EXTRACTED TEXT:
Updated on July 16, 2022

Comments

  • Laura
    Laura almost 2 years

    I want to remove characters in a string in python:

    string.replace(',', '').replace("!", '').replace(":", '').replace(";", '')...
    

    But I have many characters I have to remove. I thought about a list

    list = [',', '!', '.', ';'...]
    

    But how can I use the list to replace the characters in the string?

    • Martijn de Milliano
      Martijn de Milliano about 12 years
      See stackoverflow.com/questions/1919096/… for various solutions and a nice comparison.
    • JustAC0der
      JustAC0der over 7 years
      It's a pity that Python (which is said to come with batteries included) does not handle this use case out of the box. PHP's function str_replace does it - you can pass an array as the first argument and a string as the second (php.net/manual/pl/function.str-replace.php ).
  • Sven Marnach
    Sven Marnach about 12 years
    @thg435: Nobody asked for this, but anyway: s.translate(dict.fromkeys(map(ord, u",!.;")))
  • hobs
    hobs over 10 years
    This (and @PraveenGollakota's) simultaneous answer is exactly what @Laura asked for and should be the preferred answer(s).
  • antonavy
    antonavy over 9 years
    The second method raises an error TypeError: translate() takes exactly one argument (2 given). Apparently it takes dict as an argument.
  • Wolf
    Wolf over 9 years
    Useful in similar cases not based on chars and strings +1
  • FuzzyAmi
    FuzzyAmi over 9 years
    @antonavy - the 2nd solution does work - but only of the string is not unicode (for which a different translate() is needed)
  • Gank
    Gank over 8 years
    why python3:TypeError: translate() takes exactly one argument (2 given)
  • Sven Marnach
    Sven Marnach over 8 years
    @Gank: The unicode.translate() method has different parameters than the str.translate() method. Use the variant in the above comment for Unicode objects.
  • rioted
    rioted over 7 years
    Also note that this can just as easily be done with list comprehensions, which is way more pythonic in my opinion.
  • Jun711
    Jun711 over 5 years
    @SvenMarnach what is map(ord, u",!.;"))? and does u stand for unicode?
  • Sven Marnach
    Sven Marnach over 5 years
    @Jun This maps the ord() function on all characters of the Unicode string u",!.;", resulting in a list (Python 2) or an iterator (Python 3) of Unicode code points. The u denotes a Unicode string in Python 2. In Python 3 it's optional, since strings are Unicode strings by default (and early versions of Python 3 did not even support the u"" syntax).
  • Aybid
    Aybid over 3 years
    Explanation: 1. maketrans(x,y,z): the third parameter is for replace. x,y are '' here, so makes no change. Only characters with z are removed 2. translate(): returns a string where each character is mapped to its corresponding character in the translation table (here from the maketrans fn)
  • confiq
    confiq over 2 years
    str.translate() is from python2 and there is no need to use maketrans() func.
  • 2e0byo
    2e0byo over 2 years
    @config on the contrary: python 3 has a str.translate() which takes char ords, and thus does require something like str.maketrans() (or ee.g. a dict comp calling ord as in the other python3 answer).. This answer won't work without the maketrans() (try it).

GOAL OF THE EXERCISE: Copy everything in the thread on removing characters from a string, from "But I have many" down to "a nice comparison.", renaming "list" to "array" wherever it appears.

SOURCE INFORMATION:
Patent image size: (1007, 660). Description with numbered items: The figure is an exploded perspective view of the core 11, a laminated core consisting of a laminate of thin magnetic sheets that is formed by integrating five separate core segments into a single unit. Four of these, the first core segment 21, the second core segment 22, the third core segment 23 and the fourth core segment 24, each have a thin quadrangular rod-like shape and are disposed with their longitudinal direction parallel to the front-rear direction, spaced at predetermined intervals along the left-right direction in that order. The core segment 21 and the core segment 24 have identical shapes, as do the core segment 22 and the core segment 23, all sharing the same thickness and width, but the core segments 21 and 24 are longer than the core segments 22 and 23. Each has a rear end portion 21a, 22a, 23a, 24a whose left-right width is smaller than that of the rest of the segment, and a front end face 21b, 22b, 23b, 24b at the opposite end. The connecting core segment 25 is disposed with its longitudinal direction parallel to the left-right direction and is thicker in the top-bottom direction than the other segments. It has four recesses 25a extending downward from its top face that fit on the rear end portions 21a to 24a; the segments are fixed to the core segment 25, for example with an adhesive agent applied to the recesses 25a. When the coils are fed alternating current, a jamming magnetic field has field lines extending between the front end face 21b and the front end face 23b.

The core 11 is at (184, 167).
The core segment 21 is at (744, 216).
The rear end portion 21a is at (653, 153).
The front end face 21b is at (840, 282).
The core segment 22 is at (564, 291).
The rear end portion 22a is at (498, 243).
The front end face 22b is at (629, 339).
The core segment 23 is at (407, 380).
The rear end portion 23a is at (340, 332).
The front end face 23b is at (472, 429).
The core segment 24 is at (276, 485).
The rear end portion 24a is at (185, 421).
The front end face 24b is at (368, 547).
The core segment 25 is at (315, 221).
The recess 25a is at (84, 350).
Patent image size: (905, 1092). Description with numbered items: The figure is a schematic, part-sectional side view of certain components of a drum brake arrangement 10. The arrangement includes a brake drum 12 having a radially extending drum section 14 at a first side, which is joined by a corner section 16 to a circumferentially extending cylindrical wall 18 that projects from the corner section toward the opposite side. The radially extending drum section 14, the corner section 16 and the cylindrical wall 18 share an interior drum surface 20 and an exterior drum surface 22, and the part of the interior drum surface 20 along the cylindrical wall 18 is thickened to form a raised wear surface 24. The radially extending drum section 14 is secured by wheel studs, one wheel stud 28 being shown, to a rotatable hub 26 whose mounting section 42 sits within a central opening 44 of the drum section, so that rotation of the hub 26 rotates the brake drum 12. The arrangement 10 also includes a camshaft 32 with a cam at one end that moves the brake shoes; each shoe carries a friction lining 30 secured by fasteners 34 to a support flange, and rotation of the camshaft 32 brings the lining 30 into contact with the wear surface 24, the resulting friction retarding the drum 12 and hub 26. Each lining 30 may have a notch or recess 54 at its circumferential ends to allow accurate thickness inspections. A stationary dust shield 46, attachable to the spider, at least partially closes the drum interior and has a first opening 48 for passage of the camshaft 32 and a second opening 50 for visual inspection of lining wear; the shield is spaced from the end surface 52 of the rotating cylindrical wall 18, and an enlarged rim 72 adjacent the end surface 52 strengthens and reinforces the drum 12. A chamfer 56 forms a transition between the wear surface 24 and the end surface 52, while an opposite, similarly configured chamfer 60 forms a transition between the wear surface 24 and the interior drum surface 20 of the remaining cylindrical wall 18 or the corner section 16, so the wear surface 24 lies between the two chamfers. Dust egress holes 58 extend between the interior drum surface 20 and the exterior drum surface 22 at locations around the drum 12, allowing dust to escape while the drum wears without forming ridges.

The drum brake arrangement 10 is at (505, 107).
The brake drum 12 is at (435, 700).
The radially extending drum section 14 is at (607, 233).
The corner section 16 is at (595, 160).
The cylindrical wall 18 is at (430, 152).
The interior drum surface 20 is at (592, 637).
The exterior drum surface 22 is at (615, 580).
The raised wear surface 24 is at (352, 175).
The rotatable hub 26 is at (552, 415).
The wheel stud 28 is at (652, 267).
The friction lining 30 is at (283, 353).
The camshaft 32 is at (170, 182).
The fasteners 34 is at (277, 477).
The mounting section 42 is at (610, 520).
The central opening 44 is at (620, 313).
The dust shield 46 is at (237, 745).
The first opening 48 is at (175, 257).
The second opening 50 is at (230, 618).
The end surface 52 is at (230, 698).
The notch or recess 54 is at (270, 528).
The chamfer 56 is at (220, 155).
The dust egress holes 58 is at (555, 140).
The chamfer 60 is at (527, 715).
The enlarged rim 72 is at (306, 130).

RESULT OF THIS EXERCISE:
But I have many characters I have to remove. I thought about a array

    array = [',', '!', '.', ';'...]
    

    But how can I use the array to replace the characters in the string?

    • Martijn de Milliano
      Martijn de Milliano about 12 years
      See stackoverflow.com/questions/1919096/… for various solutions and a nice comparison.